PROBLEM TO WORK ON
Copy out the entries exactly, from the first line to the last.

# START OF RECORDS TO PROCESS

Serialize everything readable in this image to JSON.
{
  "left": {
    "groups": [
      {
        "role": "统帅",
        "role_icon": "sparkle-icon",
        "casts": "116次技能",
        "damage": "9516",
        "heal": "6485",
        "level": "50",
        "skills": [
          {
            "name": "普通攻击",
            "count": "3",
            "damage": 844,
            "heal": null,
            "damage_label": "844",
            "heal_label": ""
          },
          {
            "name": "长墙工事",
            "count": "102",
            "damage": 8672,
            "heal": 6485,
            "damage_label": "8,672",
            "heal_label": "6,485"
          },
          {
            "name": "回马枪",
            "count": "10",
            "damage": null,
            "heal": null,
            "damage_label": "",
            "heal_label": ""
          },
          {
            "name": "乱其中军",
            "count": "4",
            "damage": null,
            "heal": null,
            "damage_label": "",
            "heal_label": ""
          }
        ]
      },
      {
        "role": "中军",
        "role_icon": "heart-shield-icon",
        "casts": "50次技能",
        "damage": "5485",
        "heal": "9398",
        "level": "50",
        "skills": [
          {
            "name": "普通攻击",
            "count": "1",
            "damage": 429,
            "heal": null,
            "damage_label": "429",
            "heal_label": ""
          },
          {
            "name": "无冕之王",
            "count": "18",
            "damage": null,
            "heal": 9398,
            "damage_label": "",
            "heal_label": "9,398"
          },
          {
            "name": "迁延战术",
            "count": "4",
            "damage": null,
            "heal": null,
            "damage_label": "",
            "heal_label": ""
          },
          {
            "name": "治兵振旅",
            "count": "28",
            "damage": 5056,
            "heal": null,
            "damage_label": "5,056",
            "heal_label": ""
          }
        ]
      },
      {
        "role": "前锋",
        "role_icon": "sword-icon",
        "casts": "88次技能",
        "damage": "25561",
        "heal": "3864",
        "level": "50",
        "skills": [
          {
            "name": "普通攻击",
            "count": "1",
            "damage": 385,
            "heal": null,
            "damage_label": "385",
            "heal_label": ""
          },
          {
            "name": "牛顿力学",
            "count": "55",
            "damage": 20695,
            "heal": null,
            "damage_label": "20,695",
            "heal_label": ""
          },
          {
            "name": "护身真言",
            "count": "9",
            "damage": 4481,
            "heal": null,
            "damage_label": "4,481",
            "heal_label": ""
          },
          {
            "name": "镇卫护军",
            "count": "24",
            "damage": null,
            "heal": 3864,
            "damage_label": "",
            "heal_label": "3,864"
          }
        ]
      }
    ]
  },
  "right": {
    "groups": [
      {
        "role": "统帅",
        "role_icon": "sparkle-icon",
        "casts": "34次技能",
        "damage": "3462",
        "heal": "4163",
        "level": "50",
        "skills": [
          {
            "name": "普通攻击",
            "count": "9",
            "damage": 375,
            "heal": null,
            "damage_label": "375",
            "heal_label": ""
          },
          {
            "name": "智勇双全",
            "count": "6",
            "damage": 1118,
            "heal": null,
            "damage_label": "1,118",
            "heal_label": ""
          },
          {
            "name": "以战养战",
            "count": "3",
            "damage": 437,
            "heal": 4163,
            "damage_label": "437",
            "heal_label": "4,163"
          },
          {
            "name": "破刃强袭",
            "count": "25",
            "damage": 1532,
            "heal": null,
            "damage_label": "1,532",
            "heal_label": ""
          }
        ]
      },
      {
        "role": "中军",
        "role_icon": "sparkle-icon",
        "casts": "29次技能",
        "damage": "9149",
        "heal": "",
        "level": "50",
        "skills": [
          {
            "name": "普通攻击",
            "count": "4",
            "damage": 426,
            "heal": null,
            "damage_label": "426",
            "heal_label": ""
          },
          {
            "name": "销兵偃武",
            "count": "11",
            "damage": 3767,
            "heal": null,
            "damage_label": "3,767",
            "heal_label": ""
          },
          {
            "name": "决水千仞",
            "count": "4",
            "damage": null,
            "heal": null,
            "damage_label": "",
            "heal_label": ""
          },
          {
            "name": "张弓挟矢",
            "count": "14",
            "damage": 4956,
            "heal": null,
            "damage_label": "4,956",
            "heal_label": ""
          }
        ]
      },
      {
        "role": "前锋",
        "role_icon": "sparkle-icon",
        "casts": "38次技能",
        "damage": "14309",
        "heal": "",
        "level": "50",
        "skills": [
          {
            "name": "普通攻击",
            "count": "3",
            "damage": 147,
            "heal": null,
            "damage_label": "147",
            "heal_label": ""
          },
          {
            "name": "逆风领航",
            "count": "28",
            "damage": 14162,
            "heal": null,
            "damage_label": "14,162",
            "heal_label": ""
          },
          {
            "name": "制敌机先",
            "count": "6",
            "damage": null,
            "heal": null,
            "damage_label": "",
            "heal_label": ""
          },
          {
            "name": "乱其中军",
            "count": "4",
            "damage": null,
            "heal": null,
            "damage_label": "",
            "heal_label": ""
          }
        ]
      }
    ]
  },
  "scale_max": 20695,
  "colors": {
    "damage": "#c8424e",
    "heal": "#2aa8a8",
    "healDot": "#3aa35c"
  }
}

# END OF RECORDS TO PROCESS

WRITTEN REPLY
Serialize everything readable in this image to JSON.
{
  "left": {
    "groups": [
      {
        "role": "统帅",
        "role_icon": "sparkle-icon",
        "casts": "116次技能",
        "damage": "9516",
        "heal": "6485",
        "level": "50",
        "skills": [
          {
            "name": "普通攻击",
            "count": "3",
            "damage": 844,
            "heal": null,
            "damage_label": "844",
            "heal_label": ""
          },
          {
            "name": "长墙工事",
            "count": "102",
            "damage": 8672,
            "heal": 6485,
            "damage_label": "8,672",
            "heal_label": "6,485"
          },
          {
            "name": "回马枪",
            "count": "10",
            "damage": null,
            "heal": null,
            "damage_label": "",
            "heal_label": ""
          },
          {
            "name": "乱其中军",
            "count": "4",
            "damage": null,
            "heal": null,
            "damage_label": "",
            "heal_label": ""
          }
        ]
      },
      {
        "role": "中军",
        "role_icon": "heart-shield-icon",
        "casts": "50次技能",
        "damage": "5485",
        "heal": "9398",
        "level": "50",
        "skills": [
          {
            "name": "普通攻击",
            "count": "1",
            "damage": 429,
            "heal": null,
            "damage_label": "429",
            "heal_label": ""
          },
          {
            "name": "无冕之王",
            "count": "18",
            "damage": null,
            "heal": 9398,
            "damage_label": "",
            "heal_label": "9,398"
          },
          {
            "name": "迁延战术",
            "count": "4",
            "damage": null,
            "heal": null,
            "damage_label": "",
            "heal_label": ""
          },
          {
            "name": "治兵振旅",
            "count": "28",
            "damage": 5056,
            "heal": null,
            "damage_label": "5,056",
            "heal_label": ""
          }
        ]
      },
      {
        "role": "前锋",
        "role_icon": "sword-icon",
        "casts": "88次技能",
        "damage": "25561",
        "heal": "3864",
        "level": "50",
        "skills": [
          {
            "name": "普通攻击",
            "count": "1",
            "damage": 385,
            "heal": null,
            "damage_label": "385",
            "heal_label": ""
          },
          {
            "name": "牛顿力学",
            "count": "55",
            "damage": 20695,
            "heal": null,
            "damage_label": "20,695",
            "heal_label": ""
          },
          {
            "name": "护身真言",
            "count": "9",
            "damage": 4481,
            "heal": null,
            "damage_label": "4,481",
            "heal_label": ""
          },
          {
            "name": "镇卫护军",
            "count": "24",
            "damage": null,
            "heal": 3864,
            "damage_label": "",
            "heal_label": "3,864"
          }
        ]
      }
    ]
  },
  "right": {
    "groups": [
      {
        "role": "统帅",
        "role_icon": "sparkle-icon",
        "casts": "34次技能",
        "damage": "3462",
        "heal": "4163",
        "level": "50",
        "skills": [
          {
            "name": "普通攻击",
            "count": "9",
            "damage": 375,
            "heal": null,
            "damage_label": "375",
            "heal_label": ""
          },
          {
            "name": "智勇双全",
            "count": "6",
            "damage": 1118,
            "heal": null,
            "damage_label": "1,118",
            "heal_label": ""
          },
          {
            "name": "以战养战",
            "count": "3",
            "damage": 437,
            "heal": 4163,
            "damage_label": "437",
            "heal_label": "4,163"
          },
          {
            "name": "破刃强袭",
            "count": "25",
            "damage": 1532,
            "heal": null,
            "damage_label": "1,532",
            "heal_label": ""
          }
        ]
      },
      {
        "role": "中军",
        "role_icon": "sparkle-icon",
        "casts": "29次技能",
        "damage": "9149",
        "heal": "",
        "level": "50",
        "skills": [
          {
            "name": "普通攻击",
            "count": "4",
            "damage": 426,
            "heal": null,
            "damage_label": "426",
            "heal_label": ""
          },
          {
            "name": "销兵偃武",
            "count": "11",
            "damage": 3767,
            "heal": null,
            "damage_label": "3,767",
            "heal_label": ""
          },
          {
            "name": "决水千仞",
            "count": "4",
            "damage": null,
            "heal": null,
            "damage_label": "",
            "heal_label": ""
          },
          {
            "name": "张弓挟矢",
            "count": "14",
            "damage": 4956,
            "heal": null,
            "damage_label": "4,956",
            "heal_label": ""
          }
        ]
      },
      {
        "role": "前锋",
        "role_icon": "sparkle-icon",
        "casts": "38次技能",
        "damage": "14309",
        "heal": "",
        "level": "50",
        "skills": [
          {
            "name": "普通攻击",
            "count": "3",
            "damage": 147,
            "heal": null,
            "damage_label": "147",
            "heal_label": ""
          },
          {
            "name": "逆风领航",
            "count": "28",
            "damage": 14162,
            "heal": null,
            "damage_label": "14,162",
            "heal_label": ""
          },
          {
            "name": "制敌机先",
            "count": "6",
            "damage": null,
            "heal": null,
            "damage_label": "",
            "heal_label": ""
          },
          {
            "name": "乱其中军",
            "count": "4",
            "damage": null,
            "heal": null,
            "damage_label": "",
            "heal_label": ""
          }
        ]
      }
    ]
  },
  "scale_max": 20695,
  "colors": {
    "damage": "#c8424e",
    "heal": "#2aa8a8",
    "healDot": "#3aa35c"
  }
}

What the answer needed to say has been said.